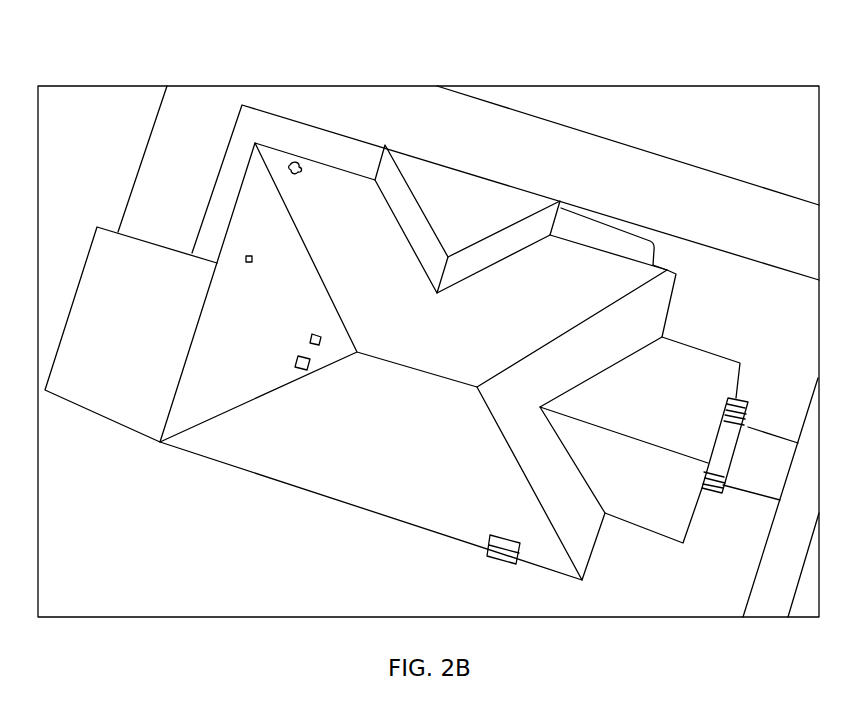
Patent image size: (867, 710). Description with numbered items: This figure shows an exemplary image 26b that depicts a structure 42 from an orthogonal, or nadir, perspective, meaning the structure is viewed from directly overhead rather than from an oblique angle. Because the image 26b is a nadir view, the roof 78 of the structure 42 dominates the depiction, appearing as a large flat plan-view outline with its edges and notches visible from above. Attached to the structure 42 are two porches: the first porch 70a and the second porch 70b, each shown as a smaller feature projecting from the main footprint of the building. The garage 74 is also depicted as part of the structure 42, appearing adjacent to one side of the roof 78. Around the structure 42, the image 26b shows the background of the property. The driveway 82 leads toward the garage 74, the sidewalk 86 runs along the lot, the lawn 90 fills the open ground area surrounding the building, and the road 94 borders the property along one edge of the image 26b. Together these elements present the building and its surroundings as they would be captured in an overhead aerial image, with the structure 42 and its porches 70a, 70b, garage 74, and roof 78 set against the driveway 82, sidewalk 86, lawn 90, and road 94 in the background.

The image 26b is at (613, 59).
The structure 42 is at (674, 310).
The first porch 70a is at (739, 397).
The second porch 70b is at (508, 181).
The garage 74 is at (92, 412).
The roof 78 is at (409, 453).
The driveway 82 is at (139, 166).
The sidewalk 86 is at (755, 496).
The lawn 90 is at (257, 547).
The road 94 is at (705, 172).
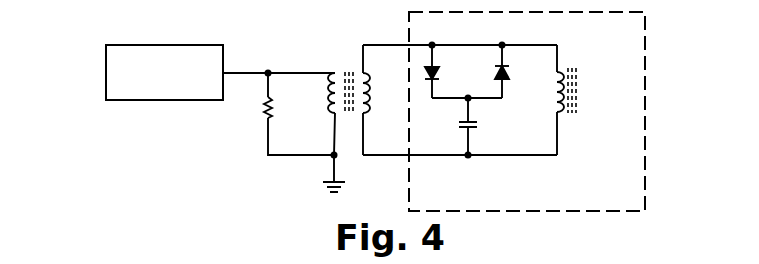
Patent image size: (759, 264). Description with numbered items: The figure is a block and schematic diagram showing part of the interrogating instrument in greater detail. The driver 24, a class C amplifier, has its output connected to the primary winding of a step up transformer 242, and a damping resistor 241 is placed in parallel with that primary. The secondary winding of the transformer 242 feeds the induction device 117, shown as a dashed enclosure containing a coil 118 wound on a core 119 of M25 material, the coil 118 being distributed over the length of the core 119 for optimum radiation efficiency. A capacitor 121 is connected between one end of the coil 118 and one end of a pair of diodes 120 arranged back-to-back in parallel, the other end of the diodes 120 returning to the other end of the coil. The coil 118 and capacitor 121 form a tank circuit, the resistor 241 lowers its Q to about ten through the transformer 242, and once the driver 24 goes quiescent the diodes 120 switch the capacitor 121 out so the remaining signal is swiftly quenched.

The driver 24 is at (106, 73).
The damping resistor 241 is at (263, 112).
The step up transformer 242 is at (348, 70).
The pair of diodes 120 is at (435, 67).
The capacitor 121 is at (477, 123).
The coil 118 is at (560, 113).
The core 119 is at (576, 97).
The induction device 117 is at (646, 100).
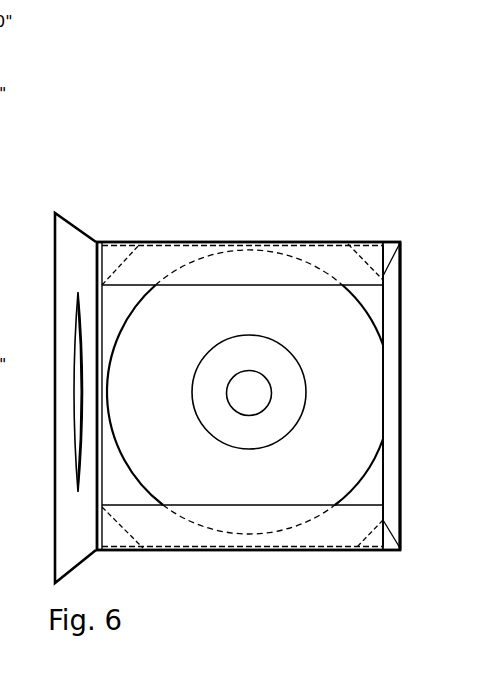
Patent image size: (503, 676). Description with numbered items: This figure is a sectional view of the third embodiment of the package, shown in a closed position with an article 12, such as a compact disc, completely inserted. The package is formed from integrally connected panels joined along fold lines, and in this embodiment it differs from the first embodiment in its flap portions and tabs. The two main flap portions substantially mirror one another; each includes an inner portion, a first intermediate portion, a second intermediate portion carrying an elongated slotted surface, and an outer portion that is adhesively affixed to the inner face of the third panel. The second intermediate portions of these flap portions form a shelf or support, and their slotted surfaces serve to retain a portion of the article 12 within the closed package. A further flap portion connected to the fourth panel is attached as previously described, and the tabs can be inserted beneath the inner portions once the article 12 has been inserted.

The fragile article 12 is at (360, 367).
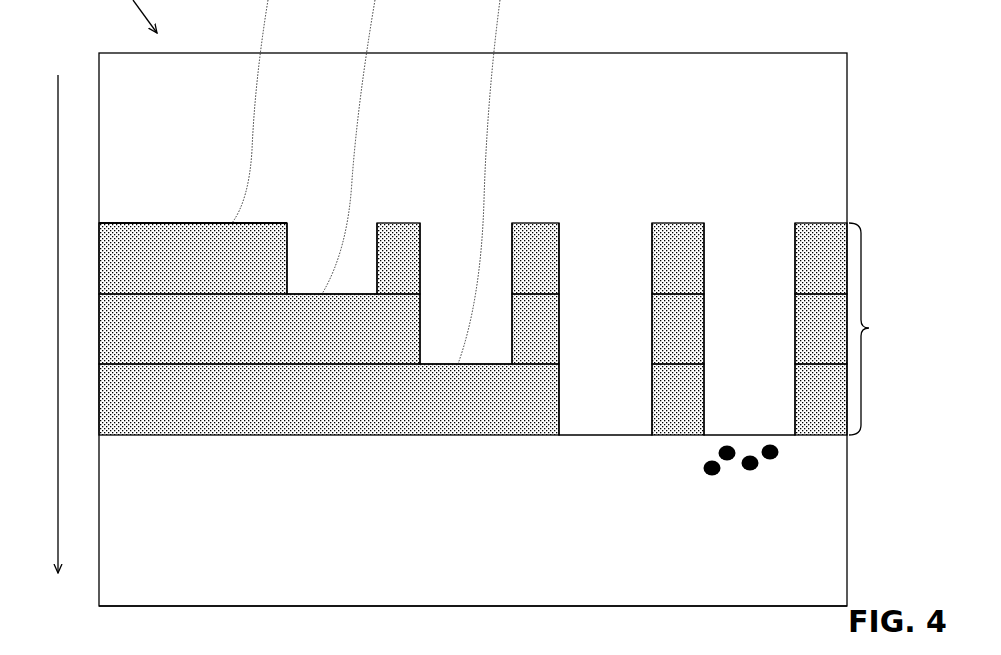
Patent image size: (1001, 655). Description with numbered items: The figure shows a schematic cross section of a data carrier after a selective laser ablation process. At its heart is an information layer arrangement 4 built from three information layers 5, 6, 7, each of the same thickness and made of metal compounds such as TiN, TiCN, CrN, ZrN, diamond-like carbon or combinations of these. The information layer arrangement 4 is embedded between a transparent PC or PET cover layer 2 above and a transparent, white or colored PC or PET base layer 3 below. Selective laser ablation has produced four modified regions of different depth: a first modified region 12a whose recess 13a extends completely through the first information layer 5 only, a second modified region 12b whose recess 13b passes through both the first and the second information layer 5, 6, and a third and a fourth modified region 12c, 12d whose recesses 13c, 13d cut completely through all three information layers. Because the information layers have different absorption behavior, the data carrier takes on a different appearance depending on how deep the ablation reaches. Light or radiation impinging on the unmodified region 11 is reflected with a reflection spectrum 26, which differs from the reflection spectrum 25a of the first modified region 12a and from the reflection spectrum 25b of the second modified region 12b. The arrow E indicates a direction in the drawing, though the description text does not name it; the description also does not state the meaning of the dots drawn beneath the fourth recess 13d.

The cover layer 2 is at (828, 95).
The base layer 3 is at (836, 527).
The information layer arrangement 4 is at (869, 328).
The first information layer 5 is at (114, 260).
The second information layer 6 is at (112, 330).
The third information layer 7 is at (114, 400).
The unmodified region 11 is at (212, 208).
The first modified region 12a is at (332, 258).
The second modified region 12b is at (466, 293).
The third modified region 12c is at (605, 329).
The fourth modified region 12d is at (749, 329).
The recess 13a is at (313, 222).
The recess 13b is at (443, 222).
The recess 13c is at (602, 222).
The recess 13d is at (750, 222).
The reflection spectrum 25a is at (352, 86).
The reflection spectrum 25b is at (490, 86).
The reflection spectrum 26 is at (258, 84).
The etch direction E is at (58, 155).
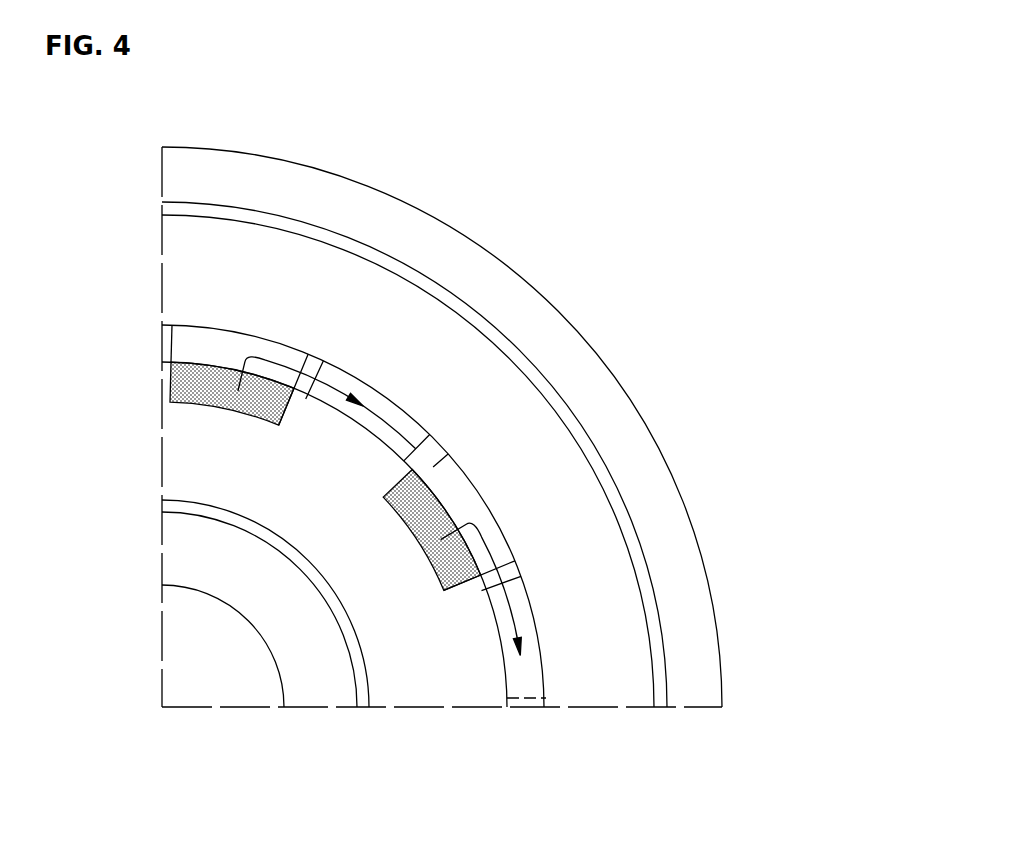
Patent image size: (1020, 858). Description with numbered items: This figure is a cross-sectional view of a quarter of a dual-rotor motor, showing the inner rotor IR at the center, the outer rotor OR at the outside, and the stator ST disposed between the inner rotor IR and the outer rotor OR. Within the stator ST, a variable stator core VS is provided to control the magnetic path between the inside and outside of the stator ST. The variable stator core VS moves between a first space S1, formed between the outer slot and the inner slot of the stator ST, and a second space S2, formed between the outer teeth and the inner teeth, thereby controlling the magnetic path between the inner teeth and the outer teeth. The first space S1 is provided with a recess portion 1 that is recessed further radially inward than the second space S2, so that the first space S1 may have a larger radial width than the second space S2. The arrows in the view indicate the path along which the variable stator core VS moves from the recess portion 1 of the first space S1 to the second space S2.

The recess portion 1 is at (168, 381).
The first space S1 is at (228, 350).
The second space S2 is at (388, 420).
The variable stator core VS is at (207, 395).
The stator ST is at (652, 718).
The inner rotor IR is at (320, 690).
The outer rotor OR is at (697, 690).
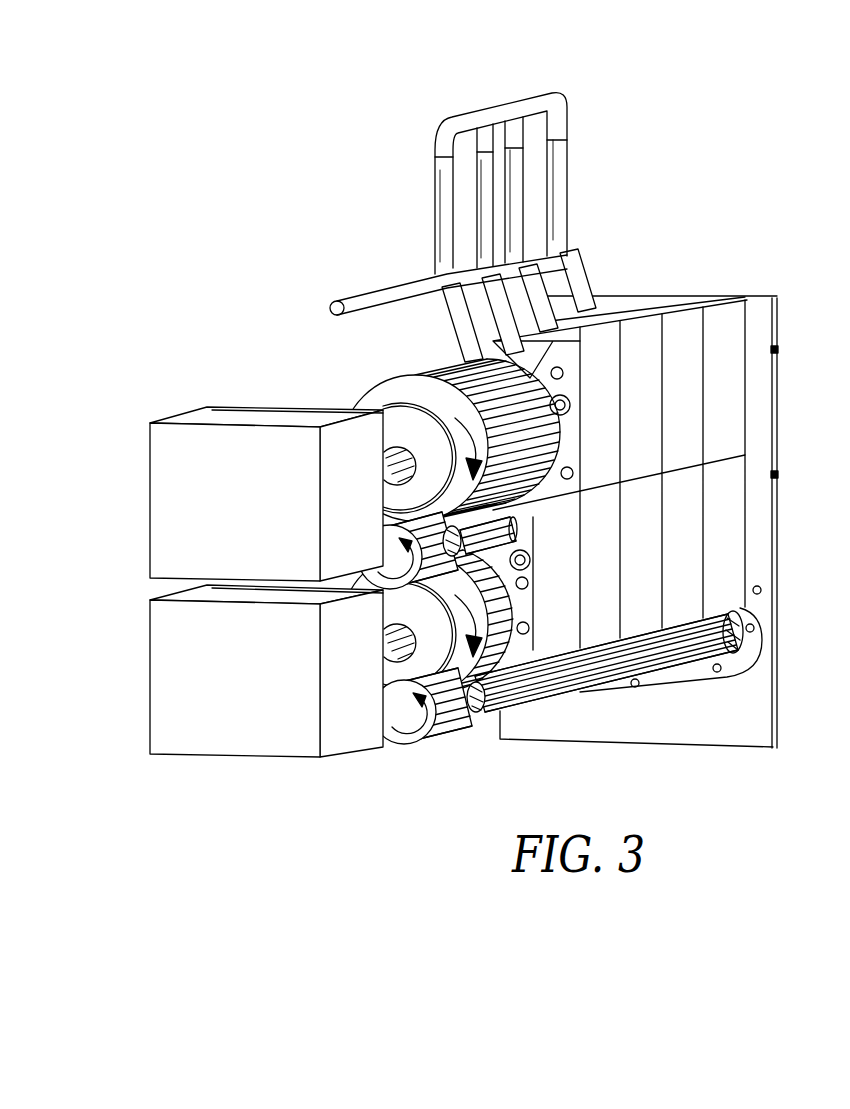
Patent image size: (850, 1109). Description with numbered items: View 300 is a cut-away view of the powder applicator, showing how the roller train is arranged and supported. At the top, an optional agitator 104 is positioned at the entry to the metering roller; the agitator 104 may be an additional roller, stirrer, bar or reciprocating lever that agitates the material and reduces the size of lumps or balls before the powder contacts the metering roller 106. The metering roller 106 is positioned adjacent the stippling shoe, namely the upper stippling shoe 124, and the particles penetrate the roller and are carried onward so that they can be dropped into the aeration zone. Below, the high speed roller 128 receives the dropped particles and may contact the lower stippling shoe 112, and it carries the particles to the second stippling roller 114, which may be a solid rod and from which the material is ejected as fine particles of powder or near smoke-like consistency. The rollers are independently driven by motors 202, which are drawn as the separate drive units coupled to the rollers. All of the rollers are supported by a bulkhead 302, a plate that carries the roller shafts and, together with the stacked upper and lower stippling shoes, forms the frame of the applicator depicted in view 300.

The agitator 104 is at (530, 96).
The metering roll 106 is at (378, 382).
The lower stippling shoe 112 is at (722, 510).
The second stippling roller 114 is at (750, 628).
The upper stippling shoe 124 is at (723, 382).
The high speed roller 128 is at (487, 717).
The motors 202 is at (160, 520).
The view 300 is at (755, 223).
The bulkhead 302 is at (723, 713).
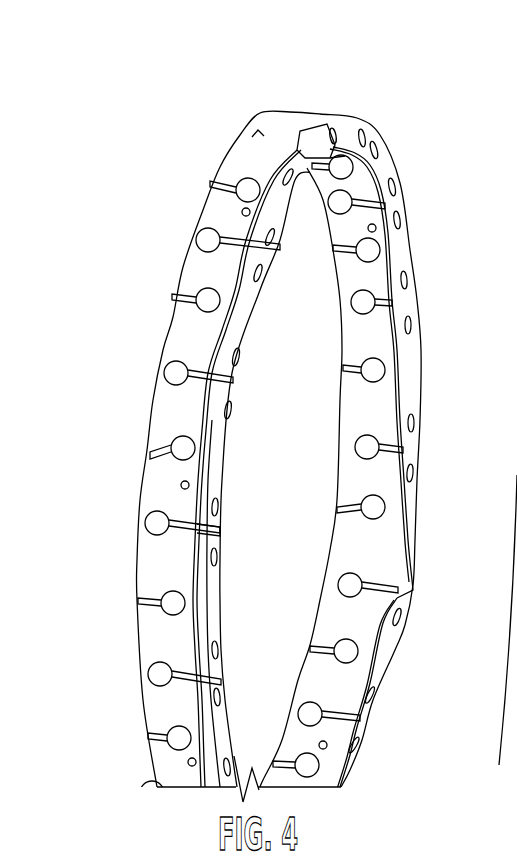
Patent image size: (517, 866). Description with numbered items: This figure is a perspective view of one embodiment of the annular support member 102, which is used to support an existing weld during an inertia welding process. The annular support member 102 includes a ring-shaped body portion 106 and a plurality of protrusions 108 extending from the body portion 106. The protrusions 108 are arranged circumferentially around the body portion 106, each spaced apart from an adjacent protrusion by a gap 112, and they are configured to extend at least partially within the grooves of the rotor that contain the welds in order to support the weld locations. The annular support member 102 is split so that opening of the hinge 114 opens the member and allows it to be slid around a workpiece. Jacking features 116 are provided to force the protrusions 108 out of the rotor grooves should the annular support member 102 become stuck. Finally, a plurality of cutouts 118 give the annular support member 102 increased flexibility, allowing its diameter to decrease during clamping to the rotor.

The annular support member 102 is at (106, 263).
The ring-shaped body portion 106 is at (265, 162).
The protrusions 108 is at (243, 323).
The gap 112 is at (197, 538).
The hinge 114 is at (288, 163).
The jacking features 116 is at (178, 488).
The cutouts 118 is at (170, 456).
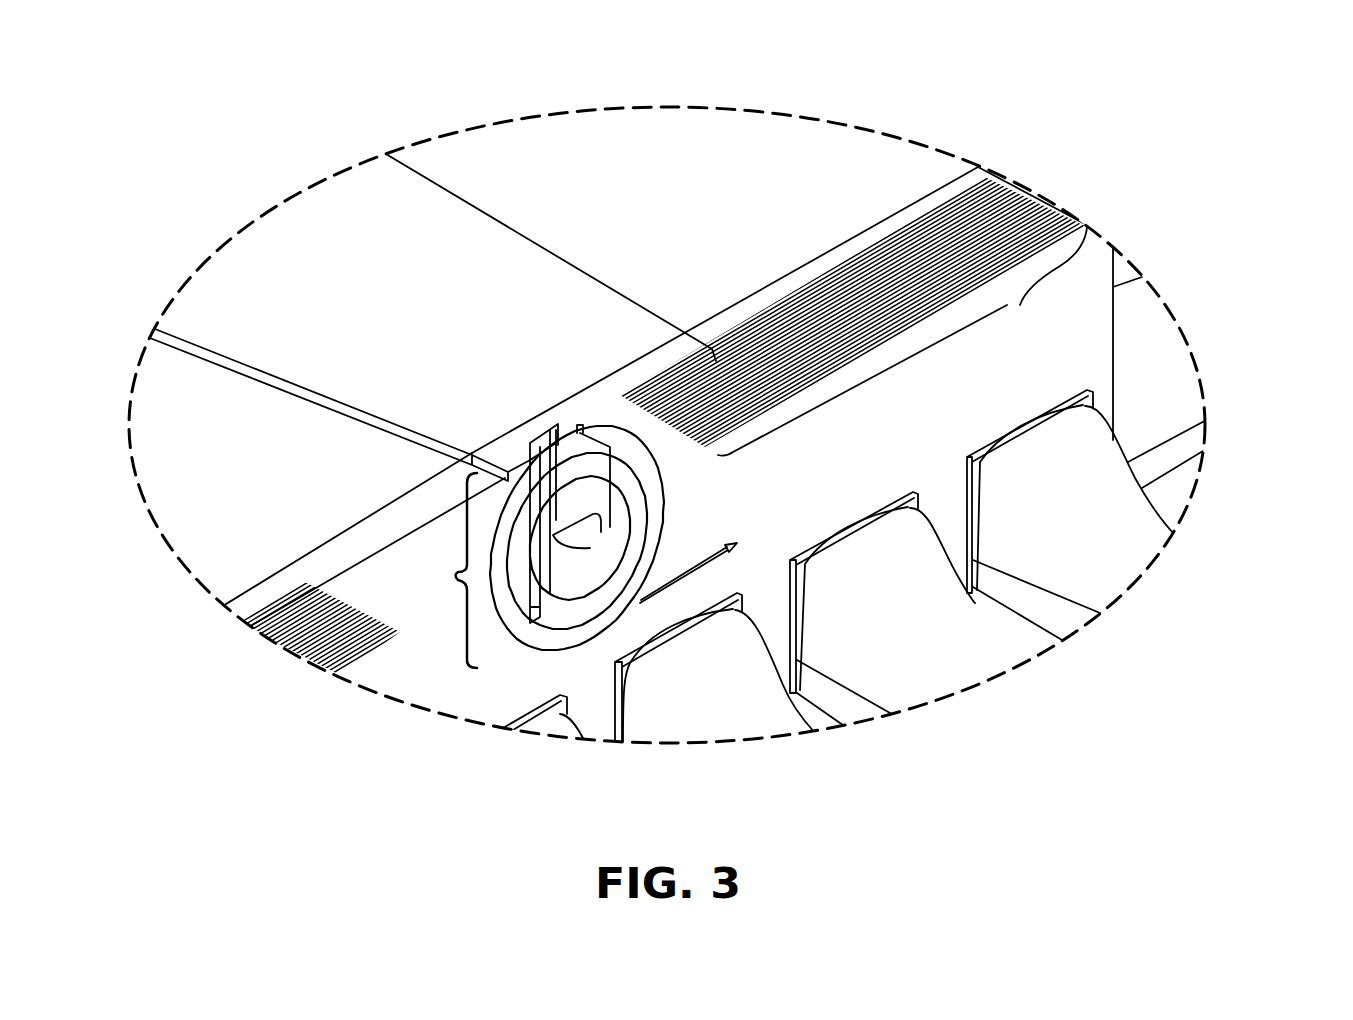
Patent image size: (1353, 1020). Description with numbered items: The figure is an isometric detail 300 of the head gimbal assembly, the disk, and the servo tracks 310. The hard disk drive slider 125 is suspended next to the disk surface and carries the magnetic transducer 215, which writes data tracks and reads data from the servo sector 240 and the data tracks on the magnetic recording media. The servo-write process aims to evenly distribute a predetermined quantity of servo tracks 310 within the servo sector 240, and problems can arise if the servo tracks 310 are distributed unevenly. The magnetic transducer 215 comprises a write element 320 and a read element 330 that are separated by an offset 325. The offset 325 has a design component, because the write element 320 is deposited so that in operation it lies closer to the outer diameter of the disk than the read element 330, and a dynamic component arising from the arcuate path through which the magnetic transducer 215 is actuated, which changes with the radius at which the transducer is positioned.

◆ ◆ ◆ ◆ ◆ ◆ ◆

§ **Exercise description**
Recast everything from the start of the rows down to the line containing "The road 94 is at (705, 172)." as a two-column CSV with the headers description and locations, one CSV line per row, each field quoted and line breaks replaced by spaces. Leave the pictures out.

§ **Complete output**
description,locations
"Patent image size: (867, 710). Description with numbered items: This figure shows an exemplary image 26b that depicts a structure 42 from an orthogonal, or nadir, perspective, meaning the structure is viewed from directly overhead rather than from an oblique angle. Because the image 26b is a nadir view, the roof 78 of the structure 42 dominates the depiction, appearing as a large flat plan-view outline with its edges and notches visible from above. Attached to the structure 42 are two porches: the first porch 70a and the second porch 70b, each shown as a smaller feature projecting from the main footprint of the building. The garage 74 is also depicted as part of the structure 42, appearing adjacent to one side of the roof 78. Around the structure 42, the image 26b shows the background of the property. The driveway 82 leads toward the garage 74, the sidewalk 86 runs along the lot, the lawn 90 fills the open ground area surrounding the building, and the road 94 borders the property along one edge of the image 26b. Together these elements present the building and its surroundings as they would be captured in an overhead aerial image, with the structure 42 and its porches 70a, 70b, garage 74, and roof 78 set against the driveway 82, sidewalk 86, lawn 90, and road 94 in the background.","The image 26b is at (613, 59). The structure 42 is at (674, 310). The first porch 70a is at (739, 397). The second porch 70b is at (508, 181). The garage 74 is at (92, 412). The roof 78 is at (409, 453). The driveway 82 is at (139, 166). The sidewalk 86 is at (755, 496). The lawn 90 is at (257, 547). The road 94 is at (705, 172)."